[START Input data]
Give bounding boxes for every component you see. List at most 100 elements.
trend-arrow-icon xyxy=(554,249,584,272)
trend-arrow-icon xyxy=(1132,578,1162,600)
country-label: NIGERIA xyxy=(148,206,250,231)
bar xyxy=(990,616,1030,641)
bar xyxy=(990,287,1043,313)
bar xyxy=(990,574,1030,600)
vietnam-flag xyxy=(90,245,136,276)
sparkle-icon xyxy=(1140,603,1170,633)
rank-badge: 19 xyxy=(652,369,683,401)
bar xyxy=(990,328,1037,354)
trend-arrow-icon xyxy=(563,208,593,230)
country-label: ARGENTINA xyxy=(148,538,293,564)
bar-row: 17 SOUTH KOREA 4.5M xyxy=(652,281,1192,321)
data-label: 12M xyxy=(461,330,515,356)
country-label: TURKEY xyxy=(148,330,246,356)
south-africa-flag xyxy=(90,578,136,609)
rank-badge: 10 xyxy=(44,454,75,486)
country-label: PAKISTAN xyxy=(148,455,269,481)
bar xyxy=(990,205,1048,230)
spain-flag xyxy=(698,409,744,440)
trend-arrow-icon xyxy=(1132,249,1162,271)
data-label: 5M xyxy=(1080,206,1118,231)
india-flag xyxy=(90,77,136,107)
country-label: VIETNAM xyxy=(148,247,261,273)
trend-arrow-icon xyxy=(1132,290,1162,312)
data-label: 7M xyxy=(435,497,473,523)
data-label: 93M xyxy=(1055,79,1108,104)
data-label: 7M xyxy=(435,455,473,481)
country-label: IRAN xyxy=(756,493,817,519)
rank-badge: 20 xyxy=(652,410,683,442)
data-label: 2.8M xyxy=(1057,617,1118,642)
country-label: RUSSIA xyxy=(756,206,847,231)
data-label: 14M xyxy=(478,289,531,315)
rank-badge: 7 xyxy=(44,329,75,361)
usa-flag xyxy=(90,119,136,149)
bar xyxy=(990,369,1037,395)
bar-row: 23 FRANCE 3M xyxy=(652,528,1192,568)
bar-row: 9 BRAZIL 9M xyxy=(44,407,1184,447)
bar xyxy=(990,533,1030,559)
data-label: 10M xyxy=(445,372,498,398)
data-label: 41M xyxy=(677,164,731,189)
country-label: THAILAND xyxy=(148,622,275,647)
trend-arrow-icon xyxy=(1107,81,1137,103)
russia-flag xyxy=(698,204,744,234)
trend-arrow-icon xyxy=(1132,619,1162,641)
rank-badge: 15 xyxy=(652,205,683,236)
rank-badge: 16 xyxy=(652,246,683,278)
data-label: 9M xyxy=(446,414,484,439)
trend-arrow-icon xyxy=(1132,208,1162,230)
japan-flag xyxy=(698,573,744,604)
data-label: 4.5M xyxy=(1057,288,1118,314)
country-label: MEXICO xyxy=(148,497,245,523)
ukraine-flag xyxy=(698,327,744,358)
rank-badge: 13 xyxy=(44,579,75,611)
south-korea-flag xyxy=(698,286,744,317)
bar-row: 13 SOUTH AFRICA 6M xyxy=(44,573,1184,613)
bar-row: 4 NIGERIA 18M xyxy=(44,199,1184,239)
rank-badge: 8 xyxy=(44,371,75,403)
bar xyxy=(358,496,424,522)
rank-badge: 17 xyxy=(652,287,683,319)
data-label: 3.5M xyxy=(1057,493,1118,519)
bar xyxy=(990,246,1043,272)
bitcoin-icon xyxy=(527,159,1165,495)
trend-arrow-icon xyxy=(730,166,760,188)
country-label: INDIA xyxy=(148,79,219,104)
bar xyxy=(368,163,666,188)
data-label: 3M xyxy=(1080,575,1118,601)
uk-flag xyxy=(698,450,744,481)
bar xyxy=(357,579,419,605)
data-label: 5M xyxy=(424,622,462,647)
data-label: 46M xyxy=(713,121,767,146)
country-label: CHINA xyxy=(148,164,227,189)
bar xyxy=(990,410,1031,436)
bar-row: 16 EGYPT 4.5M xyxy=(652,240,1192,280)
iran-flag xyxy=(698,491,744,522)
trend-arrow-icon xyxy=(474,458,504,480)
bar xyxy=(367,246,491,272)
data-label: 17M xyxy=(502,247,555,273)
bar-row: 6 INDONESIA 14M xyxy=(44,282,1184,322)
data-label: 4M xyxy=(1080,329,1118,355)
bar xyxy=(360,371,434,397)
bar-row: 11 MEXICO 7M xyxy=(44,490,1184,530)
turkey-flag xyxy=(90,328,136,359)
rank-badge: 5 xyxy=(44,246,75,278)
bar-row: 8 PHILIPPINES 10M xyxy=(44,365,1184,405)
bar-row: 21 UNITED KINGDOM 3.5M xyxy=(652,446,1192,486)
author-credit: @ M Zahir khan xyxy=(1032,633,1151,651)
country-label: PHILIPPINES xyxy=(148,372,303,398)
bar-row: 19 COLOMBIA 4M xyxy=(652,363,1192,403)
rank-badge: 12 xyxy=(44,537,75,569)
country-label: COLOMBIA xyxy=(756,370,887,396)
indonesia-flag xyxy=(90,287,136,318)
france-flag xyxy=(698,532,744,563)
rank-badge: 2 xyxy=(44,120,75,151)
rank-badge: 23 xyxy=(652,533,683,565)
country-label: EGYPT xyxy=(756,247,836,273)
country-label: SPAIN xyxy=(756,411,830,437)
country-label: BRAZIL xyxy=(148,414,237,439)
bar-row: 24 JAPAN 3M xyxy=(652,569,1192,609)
[END Input data]
Copy out everything in the listing from the top down to the line with "rank-badge: 8 xyxy=(44,371,75,403)", swapping every "trend-arrow-icon" for "trend-icon" and leaving the rest as it is.

Give bounding boxes for every component you see. List at most 100 elements.
trend-icon xyxy=(554,249,584,272)
trend-icon xyxy=(1132,578,1162,600)
country-label: NIGERIA xyxy=(148,206,250,231)
bar xyxy=(990,616,1030,641)
bar xyxy=(990,287,1043,313)
bar xyxy=(990,574,1030,600)
vietnam-flag xyxy=(90,245,136,276)
sparkle-icon xyxy=(1140,603,1170,633)
rank-badge: 19 xyxy=(652,369,683,401)
bar xyxy=(990,328,1037,354)
trend-icon xyxy=(563,208,593,230)
country-label: ARGENTINA xyxy=(148,538,293,564)
bar-row: 17 SOUTH KOREA 4.5M xyxy=(652,281,1192,321)
data-label: 12M xyxy=(461,330,515,356)
country-label: TURKEY xyxy=(148,330,246,356)
south-africa-flag xyxy=(90,578,136,609)
rank-badge: 10 xyxy=(44,454,75,486)
country-label: PAKISTAN xyxy=(148,455,269,481)
bar xyxy=(990,205,1048,230)
spain-flag xyxy=(698,409,744,440)
trend-icon xyxy=(1132,249,1162,271)
data-label: 5M xyxy=(1080,206,1118,231)
india-flag xyxy=(90,77,136,107)
country-label: VIETNAM xyxy=(148,247,261,273)
trend-icon xyxy=(1132,290,1162,312)
data-label: 7M xyxy=(435,497,473,523)
data-label: 93M xyxy=(1055,79,1108,104)
data-label: 7M xyxy=(435,455,473,481)
country-label: IRAN xyxy=(756,493,817,519)
rank-badge: 20 xyxy=(652,410,683,442)
data-label: 2.8M xyxy=(1057,617,1118,642)
country-label: RUSSIA xyxy=(756,206,847,231)
data-label: 14M xyxy=(478,289,531,315)
rank-badge: 7 xyxy=(44,329,75,361)
usa-flag xyxy=(90,119,136,149)
bar xyxy=(990,369,1037,395)
bar-row: 23 FRANCE 3M xyxy=(652,528,1192,568)
bar-row: 9 BRAZIL 9M xyxy=(44,407,1184,447)
bar xyxy=(990,533,1030,559)
data-label: 10M xyxy=(445,372,498,398)
data-label: 41M xyxy=(677,164,731,189)
country-label: THAILAND xyxy=(148,622,275,647)
trend-icon xyxy=(1107,81,1137,103)
russia-flag xyxy=(698,204,744,234)
trend-icon xyxy=(1132,619,1162,641)
rank-badge: 15 xyxy=(652,205,683,236)
rank-badge: 16 xyxy=(652,246,683,278)
data-label: 9M xyxy=(446,414,484,439)
trend-icon xyxy=(1132,208,1162,230)
japan-flag xyxy=(698,573,744,604)
data-label: 4.5M xyxy=(1057,288,1118,314)
country-label: MEXICO xyxy=(148,497,245,523)
ukraine-flag xyxy=(698,327,744,358)
rank-badge: 13 xyxy=(44,579,75,611)
south-korea-flag xyxy=(698,286,744,317)
bar-row: 13 SOUTH AFRICA 6M xyxy=(44,573,1184,613)
bar-row: 4 NIGERIA 18M xyxy=(44,199,1184,239)
rank-badge: 8 xyxy=(44,371,75,403)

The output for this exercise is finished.